→ Extracted material

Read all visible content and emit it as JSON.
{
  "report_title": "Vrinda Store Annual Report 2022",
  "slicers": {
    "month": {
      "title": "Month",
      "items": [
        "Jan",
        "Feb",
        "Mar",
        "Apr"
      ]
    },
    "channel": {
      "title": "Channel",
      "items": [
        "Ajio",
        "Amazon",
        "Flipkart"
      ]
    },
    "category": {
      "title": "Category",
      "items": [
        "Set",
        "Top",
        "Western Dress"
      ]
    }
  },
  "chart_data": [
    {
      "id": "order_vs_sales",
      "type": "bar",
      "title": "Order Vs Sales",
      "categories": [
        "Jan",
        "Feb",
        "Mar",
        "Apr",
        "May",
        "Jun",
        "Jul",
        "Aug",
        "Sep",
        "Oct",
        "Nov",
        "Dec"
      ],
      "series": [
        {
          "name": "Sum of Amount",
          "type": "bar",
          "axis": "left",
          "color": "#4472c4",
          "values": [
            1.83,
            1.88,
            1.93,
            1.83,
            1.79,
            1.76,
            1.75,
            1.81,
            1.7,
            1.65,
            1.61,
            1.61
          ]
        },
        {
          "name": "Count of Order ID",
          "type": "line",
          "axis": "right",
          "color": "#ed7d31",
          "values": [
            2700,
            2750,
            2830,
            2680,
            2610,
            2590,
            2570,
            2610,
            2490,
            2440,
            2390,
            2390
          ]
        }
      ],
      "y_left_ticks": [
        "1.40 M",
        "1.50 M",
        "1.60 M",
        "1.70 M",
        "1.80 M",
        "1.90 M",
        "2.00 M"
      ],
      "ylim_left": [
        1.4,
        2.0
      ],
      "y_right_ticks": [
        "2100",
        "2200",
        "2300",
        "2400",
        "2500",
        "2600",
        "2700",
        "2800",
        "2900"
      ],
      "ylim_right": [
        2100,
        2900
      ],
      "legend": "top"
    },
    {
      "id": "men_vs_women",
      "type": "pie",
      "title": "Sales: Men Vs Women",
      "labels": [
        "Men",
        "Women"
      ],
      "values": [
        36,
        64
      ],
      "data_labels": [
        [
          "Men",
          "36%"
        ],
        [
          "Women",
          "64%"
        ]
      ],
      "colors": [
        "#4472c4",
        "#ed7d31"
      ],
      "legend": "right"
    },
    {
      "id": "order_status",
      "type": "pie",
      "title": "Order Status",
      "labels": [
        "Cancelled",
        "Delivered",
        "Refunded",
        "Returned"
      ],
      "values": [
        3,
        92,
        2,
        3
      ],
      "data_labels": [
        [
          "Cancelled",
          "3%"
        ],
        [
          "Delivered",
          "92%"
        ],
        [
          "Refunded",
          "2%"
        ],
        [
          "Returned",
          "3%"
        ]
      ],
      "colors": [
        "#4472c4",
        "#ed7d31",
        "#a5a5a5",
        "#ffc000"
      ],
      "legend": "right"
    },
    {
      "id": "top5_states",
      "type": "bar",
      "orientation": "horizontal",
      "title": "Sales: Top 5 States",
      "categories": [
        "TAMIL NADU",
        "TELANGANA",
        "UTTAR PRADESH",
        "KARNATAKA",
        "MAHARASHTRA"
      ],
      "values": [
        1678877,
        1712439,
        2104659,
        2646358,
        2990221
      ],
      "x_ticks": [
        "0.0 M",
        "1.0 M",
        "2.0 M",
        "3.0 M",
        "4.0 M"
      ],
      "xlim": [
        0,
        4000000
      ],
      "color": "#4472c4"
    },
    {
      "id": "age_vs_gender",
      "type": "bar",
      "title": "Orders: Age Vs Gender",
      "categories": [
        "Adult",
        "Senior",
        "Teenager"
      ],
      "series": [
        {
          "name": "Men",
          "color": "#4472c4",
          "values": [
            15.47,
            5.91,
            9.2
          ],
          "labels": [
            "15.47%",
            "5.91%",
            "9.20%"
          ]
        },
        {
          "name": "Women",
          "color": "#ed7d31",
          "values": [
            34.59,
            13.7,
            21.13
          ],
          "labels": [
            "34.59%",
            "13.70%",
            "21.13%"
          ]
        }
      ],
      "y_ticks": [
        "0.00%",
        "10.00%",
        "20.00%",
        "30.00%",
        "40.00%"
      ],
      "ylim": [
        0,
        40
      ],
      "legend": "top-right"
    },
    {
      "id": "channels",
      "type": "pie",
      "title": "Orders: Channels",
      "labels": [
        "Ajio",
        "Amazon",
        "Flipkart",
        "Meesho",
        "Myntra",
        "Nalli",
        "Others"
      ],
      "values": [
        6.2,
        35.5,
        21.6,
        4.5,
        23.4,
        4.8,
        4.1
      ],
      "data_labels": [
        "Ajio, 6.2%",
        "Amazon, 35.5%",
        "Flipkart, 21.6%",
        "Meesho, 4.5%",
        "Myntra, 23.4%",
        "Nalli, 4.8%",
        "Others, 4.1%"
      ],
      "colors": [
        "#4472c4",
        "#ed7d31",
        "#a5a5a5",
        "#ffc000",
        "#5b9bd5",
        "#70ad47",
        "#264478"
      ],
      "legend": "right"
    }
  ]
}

→ Exercise details
All of the material above needs to be copied exactly.

→ The response
Read all visible content and emit it as JSON.
{
  "report_title": "Vrinda Store Annual Report 2022",
  "slicers": {
    "month": {
      "title": "Month",
      "items": [
        "Jan",
        "Feb",
        "Mar",
        "Apr"
      ]
    },
    "channel": {
      "title": "Channel",
      "items": [
        "Ajio",
        "Amazon",
        "Flipkart"
      ]
    },
    "category": {
      "title": "Category",
      "items": [
        "Set",
        "Top",
        "Western Dress"
      ]
    }
  },
  "chart_data": [
    {
      "id": "order_vs_sales",
      "type": "bar",
      "title": "Order Vs Sales",
      "categories": [
        "Jan",
        "Feb",
        "Mar",
        "Apr",
        "May",
        "Jun",
        "Jul",
        "Aug",
        "Sep",
        "Oct",
        "Nov",
        "Dec"
      ],
      "series": [
        {
          "name": "Sum of Amount",
          "type": "bar",
          "axis": "left",
          "color": "#4472c4",
          "values": [
            1.83,
            1.88,
            1.93,
            1.83,
            1.79,
            1.76,
            1.75,
            1.81,
            1.7,
            1.65,
            1.61,
            1.61
          ]
        },
        {
          "name": "Count of Order ID",
          "type": "line",
          "axis": "right",
          "color": "#ed7d31",
          "values": [
            2700,
            2750,
            2830,
            2680,
            2610,
            2590,
            2570,
            2610,
            2490,
            2440,
            2390,
            2390
          ]
        }
      ],
      "y_left_ticks": [
        "1.40 M",
        "1.50 M",
        "1.60 M",
        "1.70 M",
        "1.80 M",
        "1.90 M",
        "2.00 M"
      ],
      "ylim_left": [
        1.4,
        2.0
      ],
      "y_right_ticks": [
        "2100",
        "2200",
        "2300",
        "2400",
        "2500",
        "2600",
        "2700",
        "2800",
        "2900"
      ],
      "ylim_right": [
        2100,
        2900
      ],
      "legend": "top"
    },
    {
      "id": "men_vs_women",
      "type": "pie",
      "title": "Sales: Men Vs Women",
      "labels": [
        "Men",
        "Women"
      ],
      "values": [
        36,
        64
      ],
      "data_labels": [
        [
          "Men",
          "36%"
        ],
        [
          "Women",
          "64%"
        ]
      ],
      "colors": [
        "#4472c4",
        "#ed7d31"
      ],
      "legend": "right"
    },
    {
      "id": "order_status",
      "type": "pie",
      "title": "Order Status",
      "labels": [
        "Cancelled",
        "Delivered",
        "Refunded",
        "Returned"
      ],
      "values": [
        3,
        92,
        2,
        3
      ],
      "data_labels": [
        [
          "Cancelled",
          "3%"
        ],
        [
          "Delivered",
          "92%"
        ],
        [
          "Refunded",
          "2%"
        ],
        [
          "Returned",
          "3%"
        ]
      ],
      "colors": [
        "#4472c4",
        "#ed7d31",
        "#a5a5a5",
        "#ffc000"
      ],
      "legend": "right"
    },
    {
      "id": "top5_states",
      "type": "bar",
      "orientation": "horizontal",
      "title": "Sales: Top 5 States",
      "categories": [
        "TAMIL NADU",
        "TELANGANA",
        "UTTAR PRADESH",
        "KARNATAKA",
        "MAHARASHTRA"
      ],
      "values": [
        1678877,
        1712439,
        2104659,
        2646358,
        2990221
      ],
      "x_ticks": [
        "0.0 M",
        "1.0 M",
        "2.0 M",
        "3.0 M",
        "4.0 M"
      ],
      "xlim": [
        0,
        4000000
      ],
      "color": "#4472c4"
    },
    {
      "id": "age_vs_gender",
      "type": "bar",
      "title": "Orders: Age Vs Gender",
      "categories": [
        "Adult",
        "Senior",
        "Teenager"
      ],
      "series": [
        {
          "name": "Men",
          "color": "#4472c4",
          "values": [
            15.47,
            5.91,
            9.2
          ],
          "labels": [
            "15.47%",
            "5.91%",
            "9.20%"
          ]
        },
        {
          "name": "Women",
          "color": "#ed7d31",
          "values": [
            34.59,
            13.7,
            21.13
          ],
          "labels": [
            "34.59%",
            "13.70%",
            "21.13%"
          ]
        }
      ],
      "y_ticks": [
        "0.00%",
        "10.00%",
        "20.00%",
        "30.00%",
        "40.00%"
      ],
      "ylim": [
        0,
        40
      ],
      "legend": "top-right"
    },
    {
      "id": "channels",
      "type": "pie",
      "title": "Orders: Channels",
      "labels": [
        "Ajio",
        "Amazon",
        "Flipkart",
        "Meesho",
        "Myntra",
        "Nalli",
        "Others"
      ],
      "values": [
        6.2,
        35.5,
        21.6,
        4.5,
        23.4,
        4.8,
        4.1
      ],
      "data_labels": [
        "Ajio, 6.2%",
        "Amazon, 35.5%",
        "Flipkart, 21.6%",
        "Meesho, 4.5%",
        "Myntra, 23.4%",
        "Nalli, 4.8%",
        "Others, 4.1%"
      ],
      "colors": [
        "#4472c4",
        "#ed7d31",
        "#a5a5a5",
        "#ffc000",
        "#5b9bd5",
        "#70ad47",
        "#264478"
      ],
      "legend": "right"
    }
  ]
}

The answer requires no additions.